→ **RECORDED INFORMATION**

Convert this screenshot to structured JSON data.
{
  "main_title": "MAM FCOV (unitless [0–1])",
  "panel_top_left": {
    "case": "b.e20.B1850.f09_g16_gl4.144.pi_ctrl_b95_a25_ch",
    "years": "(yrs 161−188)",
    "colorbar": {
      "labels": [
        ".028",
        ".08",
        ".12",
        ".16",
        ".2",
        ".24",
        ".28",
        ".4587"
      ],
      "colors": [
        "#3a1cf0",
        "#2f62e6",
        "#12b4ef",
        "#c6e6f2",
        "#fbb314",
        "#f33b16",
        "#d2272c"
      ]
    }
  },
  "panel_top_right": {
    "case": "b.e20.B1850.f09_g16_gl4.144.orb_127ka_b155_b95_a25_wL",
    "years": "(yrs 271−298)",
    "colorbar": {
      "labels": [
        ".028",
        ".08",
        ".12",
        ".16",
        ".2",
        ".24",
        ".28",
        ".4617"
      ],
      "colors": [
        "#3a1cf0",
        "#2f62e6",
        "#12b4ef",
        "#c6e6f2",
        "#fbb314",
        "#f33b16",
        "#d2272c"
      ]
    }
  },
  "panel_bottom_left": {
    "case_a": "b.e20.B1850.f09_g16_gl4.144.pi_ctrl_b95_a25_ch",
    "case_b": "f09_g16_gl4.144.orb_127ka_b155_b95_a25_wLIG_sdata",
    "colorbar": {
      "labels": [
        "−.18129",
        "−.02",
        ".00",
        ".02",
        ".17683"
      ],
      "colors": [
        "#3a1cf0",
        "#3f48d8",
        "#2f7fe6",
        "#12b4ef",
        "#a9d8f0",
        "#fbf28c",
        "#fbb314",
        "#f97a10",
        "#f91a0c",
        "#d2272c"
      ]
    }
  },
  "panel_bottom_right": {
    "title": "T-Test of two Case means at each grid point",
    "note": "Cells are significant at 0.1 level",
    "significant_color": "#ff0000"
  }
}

→ **THE EXERCISE**
Print the records above exactly as they appear.

→ **SOLUTION FOR THIS PROBLEM**
Convert this screenshot to structured JSON data.
{
  "main_title": "MAM FCOV (unitless [0–1])",
  "panel_top_left": {
    "case": "b.e20.B1850.f09_g16_gl4.144.pi_ctrl_b95_a25_ch",
    "years": "(yrs 161−188)",
    "colorbar": {
      "labels": [
        ".028",
        ".08",
        ".12",
        ".16",
        ".2",
        ".24",
        ".28",
        ".4587"
      ],
      "colors": [
        "#3a1cf0",
        "#2f62e6",
        "#12b4ef",
        "#c6e6f2",
        "#fbb314",
        "#f33b16",
        "#d2272c"
      ]
    }
  },
  "panel_top_right": {
    "case": "b.e20.B1850.f09_g16_gl4.144.orb_127ka_b155_b95_a25_wL",
    "years": "(yrs 271−298)",
    "colorbar": {
      "labels": [
        ".028",
        ".08",
        ".12",
        ".16",
        ".2",
        ".24",
        ".28",
        ".4617"
      ],
      "colors": [
        "#3a1cf0",
        "#2f62e6",
        "#12b4ef",
        "#c6e6f2",
        "#fbb314",
        "#f33b16",
        "#d2272c"
      ]
    }
  },
  "panel_bottom_left": {
    "case_a": "b.e20.B1850.f09_g16_gl4.144.pi_ctrl_b95_a25_ch",
    "case_b": "f09_g16_gl4.144.orb_127ka_b155_b95_a25_wLIG_sdata",
    "colorbar": {
      "labels": [
        "−.18129",
        "−.02",
        ".00",
        ".02",
        ".17683"
      ],
      "colors": [
        "#3a1cf0",
        "#3f48d8",
        "#2f7fe6",
        "#12b4ef",
        "#a9d8f0",
        "#fbf28c",
        "#fbb314",
        "#f97a10",
        "#f91a0c",
        "#d2272c"
      ]
    }
  },
  "panel_bottom_right": {
    "title": "T-Test of two Case means at each grid point",
    "note": "Cells are significant at 0.1 level",
    "significant_color": "#ff0000"
  }
}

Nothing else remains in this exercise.